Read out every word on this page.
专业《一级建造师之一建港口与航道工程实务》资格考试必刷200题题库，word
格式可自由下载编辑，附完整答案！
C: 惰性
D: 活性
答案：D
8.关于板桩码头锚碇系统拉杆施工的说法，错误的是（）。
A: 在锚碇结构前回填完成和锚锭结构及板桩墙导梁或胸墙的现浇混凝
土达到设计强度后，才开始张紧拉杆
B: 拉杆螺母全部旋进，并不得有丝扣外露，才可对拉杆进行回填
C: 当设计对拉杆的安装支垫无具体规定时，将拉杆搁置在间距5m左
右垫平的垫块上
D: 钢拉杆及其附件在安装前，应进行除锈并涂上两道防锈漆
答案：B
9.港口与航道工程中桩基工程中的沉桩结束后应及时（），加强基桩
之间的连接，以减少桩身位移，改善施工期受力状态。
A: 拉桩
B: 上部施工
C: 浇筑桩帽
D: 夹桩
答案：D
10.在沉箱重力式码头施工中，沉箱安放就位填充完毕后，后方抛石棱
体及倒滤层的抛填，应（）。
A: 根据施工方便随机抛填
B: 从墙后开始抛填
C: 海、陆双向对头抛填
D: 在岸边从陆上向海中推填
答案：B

TASK BRIEF ::
Faithfully copy every entry, leaving nothing out.

TASK RESPONSE ::
Read out every word on this page.
专业《一级建造师之一建港口与航道工程实务》资格考试必刷200题题库，word
格式可自由下载编辑，附完整答案！
C: 惰性
D: 活性
答案：D
8.关于板桩码头锚碇系统拉杆施工的说法，错误的是（）。
A: 在锚碇结构前回填完成和锚锭结构及板桩墙导梁或胸墙的现浇混凝
土达到设计强度后，才开始张紧拉杆
B: 拉杆螺母全部旋进，并不得有丝扣外露，才可对拉杆进行回填
C: 当设计对拉杆的安装支垫无具体规定时，将拉杆搁置在间距5m左
右垫平的垫块上
D: 钢拉杆及其附件在安装前，应进行除锈并涂上两道防锈漆
答案：B
9.港口与航道工程中桩基工程中的沉桩结束后应及时（），加强基桩
之间的连接，以减少桩身位移，改善施工期受力状态。
A: 拉桩
B: 上部施工
C: 浇筑桩帽
D: 夹桩
答案：D
10.在沉箱重力式码头施工中，沉箱安放就位填充完毕后，后方抛石棱
体及倒滤层的抛填，应（）。
A: 根据施工方便随机抛填
B: 从墙后开始抛填
C: 海、陆双向对头抛填
D: 在岸边从陆上向海中推填
答案：B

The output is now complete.